◆ Requirement ◆
Can you output the material exactly as written, minus any pictures it holds?

◆ Material to process ◆
▬▬▬▬▬▬

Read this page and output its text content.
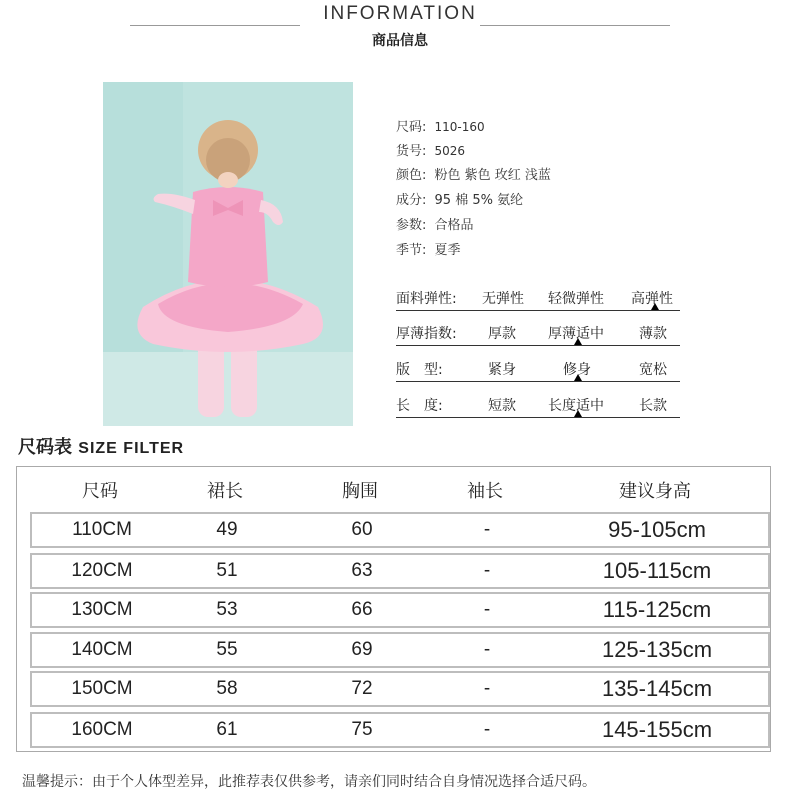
INFORMATION
商品信息
尺码: 110-160
货号: 5026
颜色: 粉色 紫色 玫红 浅蓝
成分: 95 棉 5% 氨纶
参数: 合格品
季节: 夏季
面料弹性: 无弹性 轻微弹性 高弹性
厚薄指数: 厚款 厚薄适中	薄款
版　型:	紧身	修身	宽松
长　度:	短款 长度适中	长款
尺码表 SIZE FILTER
尺码	裙长	胸围	袖长	建议身高
110CM	49	60	-	95-105cm
120CM	51	63	-	105-115cm
130CM	53	66	-	115-125cm
140CM	55	69	-	125-135cm
150CM	58	72	-	135-145cm
160CM	61	75	-	145-155cm
温馨提示：由于个人体型差异，此推荐表仅供参考，请亲们同时结合自身情况选择合适尺码。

▬▬▬▬▬▬

◆ Answer to the exercise ◆
Read this page and output its text content.
INFORMATION
商品信息
尺码: 110-160
货号: 5026
颜色: 粉色 紫色 玫红 浅蓝
成分: 95 棉 5% 氨纶
参数: 合格品
季节: 夏季
面料弹性: 无弹性 轻微弹性 高弹性
厚薄指数: 厚款 厚薄适中	薄款
版　型:	紧身	修身	宽松
长　度:	短款 长度适中	长款
尺码表 SIZE FILTER
尺码	裙长	胸围	袖长	建议身高
110CM	49	60	-	95-105cm
120CM	51	63	-	105-115cm
130CM	53	66	-	115-125cm
140CM	55	69	-	125-135cm
150CM	58	72	-	135-145cm
160CM	61	75	-	145-155cm
温馨提示：由于个人体型差异，此推荐表仅供参考，请亲们同时结合自身情况选择合适尺码。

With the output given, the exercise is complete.